**DATA SUPPLIED**:

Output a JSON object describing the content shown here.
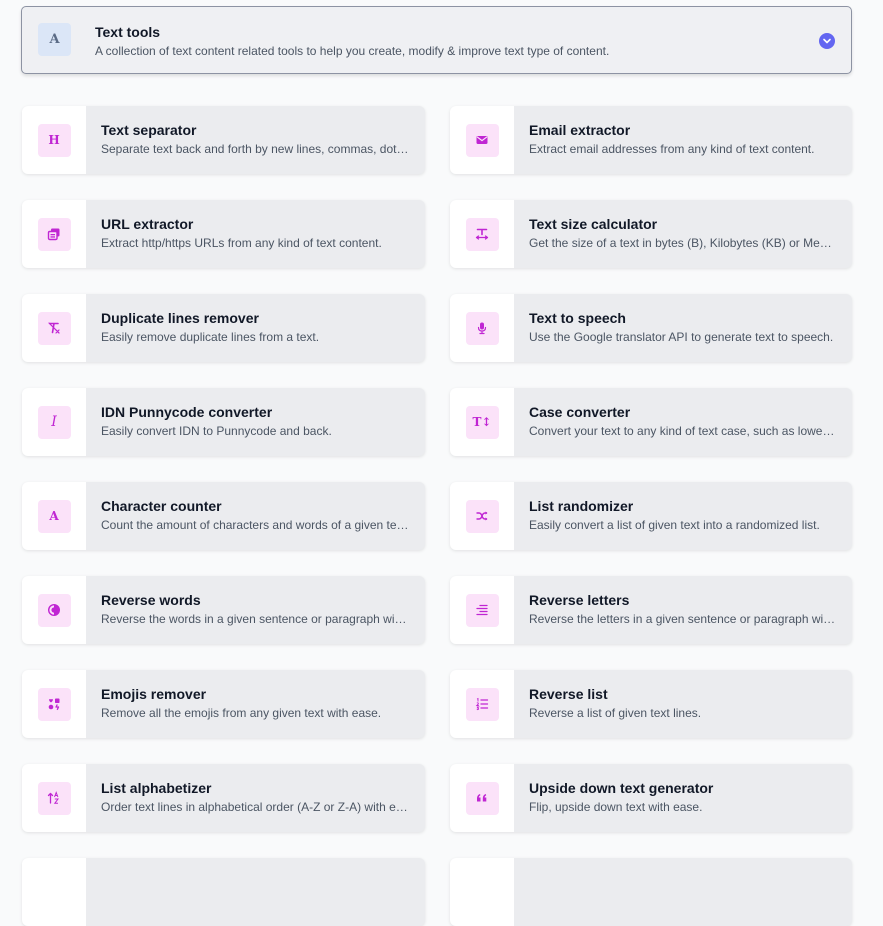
{
  "header": {
    "icon_letter": "A",
    "title": "Text tools",
    "description": "A collection of text content related tools to help you create, modify & improve text type of content."
  },
  "tools": [
    {
      "title": "Text separator",
      "description": "Separate text back and forth by new lines, commas, dots, and more.",
      "icon": "heading-icon",
      "glyph": "H"
    },
    {
      "title": "Email extractor",
      "description": "Extract email addresses from any kind of text content.",
      "icon": "envelope-icon"
    },
    {
      "title": "URL extractor",
      "description": "Extract http/https URLs from any kind of text content.",
      "icon": "copy-link-icon"
    },
    {
      "title": "Text size calculator",
      "description": "Get the size of a text in bytes (B), Kilobytes (KB) or Megabytes (MB).",
      "icon": "text-width-icon"
    },
    {
      "title": "Duplicate lines remover",
      "description": "Easily remove duplicate lines from a text.",
      "icon": "remove-format-icon"
    },
    {
      "title": "Text to speech",
      "description": "Use the Google translator API to generate text to speech.",
      "icon": "microphone-icon"
    },
    {
      "title": "IDN Punnycode converter",
      "description": "Easily convert IDN to Punnycode and back.",
      "icon": "italic-icon",
      "glyph": "I"
    },
    {
      "title": "Case converter",
      "description": "Convert your text to any kind of text case, such as lowercase, uppercase and more.",
      "icon": "text-height-icon",
      "glyph": "T↕"
    },
    {
      "title": "Character counter",
      "description": "Count the amount of characters and words of a given text.",
      "icon": "font-icon",
      "glyph": "A"
    },
    {
      "title": "List randomizer",
      "description": "Easily convert a list of given text into a randomized list.",
      "icon": "shuffle-icon"
    },
    {
      "title": "Reverse words",
      "description": "Reverse the words in a given sentence or paragraph with ease.",
      "icon": "adjust-icon"
    },
    {
      "title": "Reverse letters",
      "description": "Reverse the letters in a given sentence or paragraph with ease.",
      "icon": "align-right-icon"
    },
    {
      "title": "Emojis remover",
      "description": "Remove all the emojis from any given text with ease.",
      "icon": "icons-icon"
    },
    {
      "title": "Reverse list",
      "description": "Reverse a list of given text lines.",
      "icon": "list-ol-icon"
    },
    {
      "title": "List alphabetizer",
      "description": "Order text lines in alphabetical order (A-Z or Z-A) with ease.",
      "icon": "sort-alpha-icon"
    },
    {
      "title": "Upside down text generator",
      "description": "Flip, upside down text with ease.",
      "icon": "quote-left-icon"
    }
  ],
  "colors": {
    "accent": "#6366f1",
    "icon_bg": "#fbe2f9",
    "icon_fg": "#c026d3",
    "card_bg": "#ebecef"
  }
}
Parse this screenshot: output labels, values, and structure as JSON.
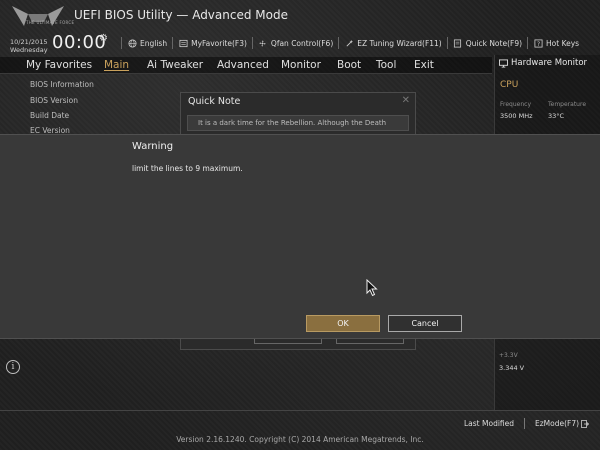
{
  "header": {
    "title": "UEFI BIOS Utility — Advanced Mode",
    "logo_text": "THE ULTIMATE FORCE",
    "date": "10/21/2015",
    "weekday": "Wednesday",
    "time": "00:00",
    "toolbar": [
      {
        "label": "English",
        "icon": "globe-icon"
      },
      {
        "label": "MyFavorite(F3)",
        "icon": "favorite-icon"
      },
      {
        "label": "Qfan Control(F6)",
        "icon": "fan-icon"
      },
      {
        "label": "EZ Tuning Wizard(F11)",
        "icon": "wizard-icon"
      },
      {
        "label": "Quick Note(F9)",
        "icon": "note-icon"
      },
      {
        "label": "Hot Keys",
        "icon": "help-icon"
      }
    ]
  },
  "menu": {
    "items": [
      "My Favorites",
      "Main",
      "Ai Tweaker",
      "Advanced",
      "Monitor",
      "Boot",
      "Tool",
      "Exit"
    ],
    "active": "Main"
  },
  "main": {
    "info_items": [
      "BIOS Information",
      "BIOS Version",
      "Build Date",
      "EC Version"
    ]
  },
  "hardware_monitor": {
    "title": "Hardware Monitor",
    "section": "CPU",
    "frequency_label": "Frequency",
    "frequency_value": "3500 MHz",
    "temperature_label": "Temperature",
    "temperature_value": "33°C",
    "voltage_label": "+3.3V",
    "voltage_value": "3.344 V"
  },
  "quick_note": {
    "title": "Quick Note",
    "text": "It is a dark time for the Rebellion. Although the Death"
  },
  "warning": {
    "title": "Warning",
    "message": "limit the lines to 9 maximum.",
    "ok_label": "OK",
    "cancel_label": "Cancel"
  },
  "footer": {
    "last_modified": "Last Modified",
    "ezmode": "EzMode(F7)",
    "version": "Version 2.16.1240. Copyright (C) 2014 American Megatrends, Inc."
  },
  "colors": {
    "accent": "#c9a15c",
    "ok_button": "#8a6f3f",
    "dialog_bg": "#393939"
  }
}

**JOB**:
Using the data above, write out every line exactly, leaving the images behind.

**SOLUTION**:
Output a JSON object describing the content shown here.
{
  "header": {
    "icon_letter": "A",
    "title": "Text tools",
    "description": "A collection of text content related tools to help you create, modify & improve text type of content."
  },
  "tools": [
    {
      "title": "Text separator",
      "description": "Separate text back and forth by new lines, commas, dots, and more.",
      "icon": "heading-icon",
      "glyph": "H"
    },
    {
      "title": "Email extractor",
      "description": "Extract email addresses from any kind of text content.",
      "icon": "envelope-icon"
    },
    {
      "title": "URL extractor",
      "description": "Extract http/https URLs from any kind of text content.",
      "icon": "copy-link-icon"
    },
    {
      "title": "Text size calculator",
      "description": "Get the size of a text in bytes (B), Kilobytes (KB) or Megabytes (MB).",
      "icon": "text-width-icon"
    },
    {
      "title": "Duplicate lines remover",
      "description": "Easily remove duplicate lines from a text.",
      "icon": "remove-format-icon"
    },
    {
      "title": "Text to speech",
      "description": "Use the Google translator API to generate text to speech.",
      "icon": "microphone-icon"
    },
    {
      "title": "IDN Punnycode converter",
      "description": "Easily convert IDN to Punnycode and back.",
      "icon": "italic-icon",
      "glyph": "I"
    },
    {
      "title": "Case converter",
      "description": "Convert your text to any kind of text case, such as lowercase, uppercase and more.",
      "icon": "text-height-icon",
      "glyph": "T↕"
    },
    {
      "title": "Character counter",
      "description": "Count the amount of characters and words of a given text.",
      "icon": "font-icon",
      "glyph": "A"
    },
    {
      "title": "List randomizer",
      "description": "Easily convert a list of given text into a randomized list.",
      "icon": "shuffle-icon"
    },
    {
      "title": "Reverse words",
      "description": "Reverse the words in a given sentence or paragraph with ease.",
      "icon": "adjust-icon"
    },
    {
      "title": "Reverse letters",
      "description": "Reverse the letters in a given sentence or paragraph with ease.",
      "icon": "align-right-icon"
    },
    {
      "title": "Emojis remover",
      "description": "Remove all the emojis from any given text with ease.",
      "icon": "icons-icon"
    },
    {
      "title": "Reverse list",
      "description": "Reverse a list of given text lines.",
      "icon": "list-ol-icon"
    },
    {
      "title": "List alphabetizer",
      "description": "Order text lines in alphabetical order (A-Z or Z-A) with ease.",
      "icon": "sort-alpha-icon"
    },
    {
      "title": "Upside down text generator",
      "description": "Flip, upside down text with ease.",
      "icon": "quote-left-icon"
    }
  ],
  "colors": {
    "accent": "#6366f1",
    "icon_bg": "#fbe2f9",
    "icon_fg": "#c026d3",
    "card_bg": "#ebecef"
  }
}
Parse this screenshot: output labels, values, and structure as JSON.
{
  "header": {
    "title": "UEFI BIOS Utility — Advanced Mode",
    "logo_text": "THE ULTIMATE FORCE",
    "date": "10/21/2015",
    "weekday": "Wednesday",
    "time": "00:00",
    "toolbar": [
      {
        "label": "English",
        "icon": "globe-icon"
      },
      {
        "label": "MyFavorite(F3)",
        "icon": "favorite-icon"
      },
      {
        "label": "Qfan Control(F6)",
        "icon": "fan-icon"
      },
      {
        "label": "EZ Tuning Wizard(F11)",
        "icon": "wizard-icon"
      },
      {
        "label": "Quick Note(F9)",
        "icon": "note-icon"
      },
      {
        "label": "Hot Keys",
        "icon": "help-icon"
      }
    ]
  },
  "menu": {
    "items": [
      "My Favorites",
      "Main",
      "Ai Tweaker",
      "Advanced",
      "Monitor",
      "Boot",
      "Tool",
      "Exit"
    ],
    "active": "Main"
  },
  "main": {
    "info_items": [
      "BIOS Information",
      "BIOS Version",
      "Build Date",
      "EC Version"
    ]
  },
  "hardware_monitor": {
    "title": "Hardware Monitor",
    "section": "CPU",
    "frequency_label": "Frequency",
    "frequency_value": "3500 MHz",
    "temperature_label": "Temperature",
    "temperature_value": "33°C",
    "voltage_label": "+3.3V",
    "voltage_value": "3.344 V"
  },
  "quick_note": {
    "title": "Quick Note",
    "text": "It is a dark time for the Rebellion. Although the Death"
  },
  "warning": {
    "title": "Warning",
    "message": "limit the lines to 9 maximum.",
    "ok_label": "OK",
    "cancel_label": "Cancel"
  },
  "footer": {
    "last_modified": "Last Modified",
    "ezmode": "EzMode(F7)",
    "version": "Version 2.16.1240. Copyright (C) 2014 American Megatrends, Inc."
  },
  "colors": {
    "accent": "#c9a15c",
    "ok_button": "#8a6f3f",
    "dialog_bg": "#393939"
  }
}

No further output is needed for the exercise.